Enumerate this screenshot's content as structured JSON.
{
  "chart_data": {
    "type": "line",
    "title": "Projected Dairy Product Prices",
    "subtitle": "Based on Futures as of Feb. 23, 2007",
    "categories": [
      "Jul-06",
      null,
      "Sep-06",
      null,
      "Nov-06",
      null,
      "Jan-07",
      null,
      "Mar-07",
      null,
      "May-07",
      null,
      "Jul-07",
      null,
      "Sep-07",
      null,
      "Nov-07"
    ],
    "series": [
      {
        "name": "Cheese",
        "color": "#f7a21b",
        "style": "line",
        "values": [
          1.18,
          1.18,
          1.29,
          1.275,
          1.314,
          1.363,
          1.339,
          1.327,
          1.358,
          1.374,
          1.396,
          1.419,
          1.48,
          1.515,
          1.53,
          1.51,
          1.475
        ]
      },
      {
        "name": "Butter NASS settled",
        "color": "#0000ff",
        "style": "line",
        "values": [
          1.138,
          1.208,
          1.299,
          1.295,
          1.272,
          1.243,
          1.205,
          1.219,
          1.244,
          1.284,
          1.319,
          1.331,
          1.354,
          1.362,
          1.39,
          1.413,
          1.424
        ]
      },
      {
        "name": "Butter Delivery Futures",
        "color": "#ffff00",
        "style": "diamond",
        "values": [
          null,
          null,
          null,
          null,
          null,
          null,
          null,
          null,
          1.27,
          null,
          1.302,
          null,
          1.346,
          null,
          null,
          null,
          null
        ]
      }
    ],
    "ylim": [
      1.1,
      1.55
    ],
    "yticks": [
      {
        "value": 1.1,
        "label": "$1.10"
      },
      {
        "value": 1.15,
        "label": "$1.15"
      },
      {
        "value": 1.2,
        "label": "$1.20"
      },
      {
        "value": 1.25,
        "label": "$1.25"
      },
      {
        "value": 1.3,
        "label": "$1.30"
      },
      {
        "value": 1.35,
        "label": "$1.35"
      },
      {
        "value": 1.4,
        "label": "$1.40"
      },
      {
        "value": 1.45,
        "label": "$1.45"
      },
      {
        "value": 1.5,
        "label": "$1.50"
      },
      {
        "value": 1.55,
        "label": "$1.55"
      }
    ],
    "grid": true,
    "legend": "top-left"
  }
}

++++++

- **Aim of the exercise**
Copy each line that contains the word "Futures".

- **Task answer**
    "subtitle": "Based on Futures as of Feb. 23, 2007",
        "name": "Butter Delivery Futures",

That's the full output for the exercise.